The third specific question is related to physical education. A great majority of deaf students with Usher's Syndrome report considerable difficulties playing ball games, years before they have developed absolute scotomas in midperipheral field. Since we have no clinical tests of motion perception which would depict visual functions in tasks typical to tennis, baseball or other ball games, we have to rely on information that we can get from the P.E. teacher. If the child and the teacher have contact with other older children with Usher's Syndrome they learn to observe visual symptoms and make adjustments when needed.

Children with central scotomas are rare and their situation is better understood at school because the loss of central vision can be measured by using the regular visual acuity chart. We must remember to inform the school that the child has tunnel vision whenever he uses a telescope for reading from the blackboard. The telescope for classroom work should be evaluated at school and training should be thorough. Quite often visually impaired children at the schools for the deaf do not receive the same amount of training in the use of visual aids as those children in the schools for the blind. The problems are closely the same although special attention should be given to the effect on communication. The compatibility of visual and auditory aids is a special problem to be remembered as well.

Our ability to give pertinent information on functional vision is quite limited. However, if we work in collaboration with the special educators we can be helpful in making the modifications needed in the curriculum of a visually impaired, deaf child. Even more helpful is this collaboration in assessing the need for consultations in terms of psychological, social or vocational rehabilitation.

Our reports on adult patients should contain basically the same information as that given to the schools. Traditionally, our low vision assessments have been geared toward an analysis of vision for sustained near work, reading and writing. When examining deaf persons who use ASL we must remember that reading may not have the same role as it has in the life of a hearing person. The structure of the work needs to be analyzed with both impairments in mind.

- **Input data**

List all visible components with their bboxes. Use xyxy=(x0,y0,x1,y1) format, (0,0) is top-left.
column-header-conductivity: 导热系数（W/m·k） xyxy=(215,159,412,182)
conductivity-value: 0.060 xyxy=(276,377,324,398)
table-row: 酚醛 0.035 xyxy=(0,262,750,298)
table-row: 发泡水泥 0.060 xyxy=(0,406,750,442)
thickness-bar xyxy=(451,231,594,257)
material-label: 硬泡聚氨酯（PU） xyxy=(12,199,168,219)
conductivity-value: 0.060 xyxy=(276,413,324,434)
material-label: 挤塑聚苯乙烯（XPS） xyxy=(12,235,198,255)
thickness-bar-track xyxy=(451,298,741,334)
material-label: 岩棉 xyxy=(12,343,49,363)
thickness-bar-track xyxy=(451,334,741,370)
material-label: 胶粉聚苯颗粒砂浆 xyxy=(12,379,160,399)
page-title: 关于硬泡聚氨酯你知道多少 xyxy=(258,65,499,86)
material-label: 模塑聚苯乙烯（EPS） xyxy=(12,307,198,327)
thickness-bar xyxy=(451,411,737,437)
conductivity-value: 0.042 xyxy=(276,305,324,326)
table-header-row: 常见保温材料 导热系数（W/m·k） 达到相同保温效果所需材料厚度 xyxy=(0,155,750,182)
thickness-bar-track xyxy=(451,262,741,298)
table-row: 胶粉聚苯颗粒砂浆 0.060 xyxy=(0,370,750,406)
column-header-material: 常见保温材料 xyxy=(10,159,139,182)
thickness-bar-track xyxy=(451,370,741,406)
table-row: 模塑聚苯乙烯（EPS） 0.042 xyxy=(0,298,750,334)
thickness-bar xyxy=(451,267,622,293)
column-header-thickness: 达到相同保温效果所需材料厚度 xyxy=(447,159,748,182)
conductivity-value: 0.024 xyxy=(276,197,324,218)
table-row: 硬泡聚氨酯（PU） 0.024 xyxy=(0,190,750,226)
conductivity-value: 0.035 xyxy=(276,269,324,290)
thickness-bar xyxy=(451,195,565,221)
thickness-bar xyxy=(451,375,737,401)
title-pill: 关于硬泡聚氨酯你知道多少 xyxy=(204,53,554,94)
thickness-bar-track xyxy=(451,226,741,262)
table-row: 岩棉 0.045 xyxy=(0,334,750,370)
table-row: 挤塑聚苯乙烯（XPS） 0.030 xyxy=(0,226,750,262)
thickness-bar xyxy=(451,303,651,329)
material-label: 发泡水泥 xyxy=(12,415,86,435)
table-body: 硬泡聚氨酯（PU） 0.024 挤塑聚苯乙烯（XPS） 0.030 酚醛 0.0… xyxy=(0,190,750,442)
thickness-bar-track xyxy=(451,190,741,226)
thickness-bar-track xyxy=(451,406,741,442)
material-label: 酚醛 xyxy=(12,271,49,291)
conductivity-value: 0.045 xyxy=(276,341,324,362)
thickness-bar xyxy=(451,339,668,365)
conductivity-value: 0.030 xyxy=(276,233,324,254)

- **Task description**
Pick up the text on deaf children and adults with visual impairment from its final sentence and continue it.

- **Exercise answer**
I suggested that the visual functions of each visually impaired patient should be assessed in relation to orientation and mobility, ADL (activities of daily living), communication, and sustained near work. This recommendation is valid in the case of dual sensory impairment, with special emphasis on communication.

As was mentioned earlier in this chapter, our clinical assessment of vision does not give us relevant information on functional vision required in orientation and mobility tasks, ADL or communication. We can measure the communication field and thus inform about restrictions of distance, luminance, and the size of signs used. However, quite often there is an unequivocal change in the receptive skills of a deaf person without a measurable change in the visual parameters that we are used to examining. The need for more specific tests measuring perception of low contrast moving targets is obvious for the assessment of visually impaired, deaf persons.

Once we have written our reports and statements for the different offices, we should remember to ask the patient during his next visit, whether any of the suggestions on rehabilitation have been executed. Since visually impaired, hearing impaired patients do not fit the usual categories of blind or deaf, they are highly likely to be denied services that they really need. The bureaucracy of rehabilitation is often so complicated that many deafblind patients give up their fight for visual aids and rehabilitation services. In some countries there are also unusual restrictions on services to housewives who take care of their children at home. They are not considered workers and are not eligible to all rehabilitation services or even assessment. As physicians we may be able to correct some of the inadequate decisions. Other cases of injustice require our explanation for development of sound legislation related to rehabilitation.